Supplied information
** begin **
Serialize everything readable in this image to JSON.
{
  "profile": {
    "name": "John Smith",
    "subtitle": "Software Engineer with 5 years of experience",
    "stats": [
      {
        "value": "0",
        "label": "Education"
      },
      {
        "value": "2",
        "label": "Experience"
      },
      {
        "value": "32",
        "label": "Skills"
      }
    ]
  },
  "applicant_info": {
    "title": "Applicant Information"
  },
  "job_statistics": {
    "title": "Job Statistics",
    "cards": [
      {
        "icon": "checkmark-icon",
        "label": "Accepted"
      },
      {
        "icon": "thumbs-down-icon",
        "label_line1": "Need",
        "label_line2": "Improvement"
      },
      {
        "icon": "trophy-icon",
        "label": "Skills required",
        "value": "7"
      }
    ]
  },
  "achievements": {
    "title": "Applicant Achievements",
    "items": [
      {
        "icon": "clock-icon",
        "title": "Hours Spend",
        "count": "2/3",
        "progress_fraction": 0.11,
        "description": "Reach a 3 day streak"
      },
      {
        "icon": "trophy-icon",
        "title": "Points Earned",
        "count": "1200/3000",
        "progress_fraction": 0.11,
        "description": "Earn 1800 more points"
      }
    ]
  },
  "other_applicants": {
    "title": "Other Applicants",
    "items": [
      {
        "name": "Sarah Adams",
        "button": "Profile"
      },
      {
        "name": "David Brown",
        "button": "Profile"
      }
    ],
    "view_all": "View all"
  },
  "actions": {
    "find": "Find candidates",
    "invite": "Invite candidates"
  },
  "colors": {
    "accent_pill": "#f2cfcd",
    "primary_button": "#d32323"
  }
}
** end **
Set problem
Give back all the data exactly as written.

The response
Serialize everything readable in this image to JSON.
{
  "profile": {
    "name": "John Smith",
    "subtitle": "Software Engineer with 5 years of experience",
    "stats": [
      {
        "value": "0",
        "label": "Education"
      },
      {
        "value": "2",
        "label": "Experience"
      },
      {
        "value": "32",
        "label": "Skills"
      }
    ]
  },
  "applicant_info": {
    "title": "Applicant Information"
  },
  "job_statistics": {
    "title": "Job Statistics",
    "cards": [
      {
        "icon": "checkmark-icon",
        "label": "Accepted"
      },
      {
        "icon": "thumbs-down-icon",
        "label_line1": "Need",
        "label_line2": "Improvement"
      },
      {
        "icon": "trophy-icon",
        "label": "Skills required",
        "value": "7"
      }
    ]
  },
  "achievements": {
    "title": "Applicant Achievements",
    "items": [
      {
        "icon": "clock-icon",
        "title": "Hours Spend",
        "count": "2/3",
        "progress_fraction": 0.11,
        "description": "Reach a 3 day streak"
      },
      {
        "icon": "trophy-icon",
        "title": "Points Earned",
        "count": "1200/3000",
        "progress_fraction": 0.11,
        "description": "Earn 1800 more points"
      }
    ]
  },
  "other_applicants": {
    "title": "Other Applicants",
    "items": [
      {
        "name": "Sarah Adams",
        "button": "Profile"
      },
      {
        "name": "David Brown",
        "button": "Profile"
      }
    ],
    "view_all": "View all"
  },
  "actions": {
    "find": "Find candidates",
    "invite": "Invite candidates"
  },
  "colors": {
    "accent_pill": "#f2cfcd",
    "primary_button": "#d32323"
  }
}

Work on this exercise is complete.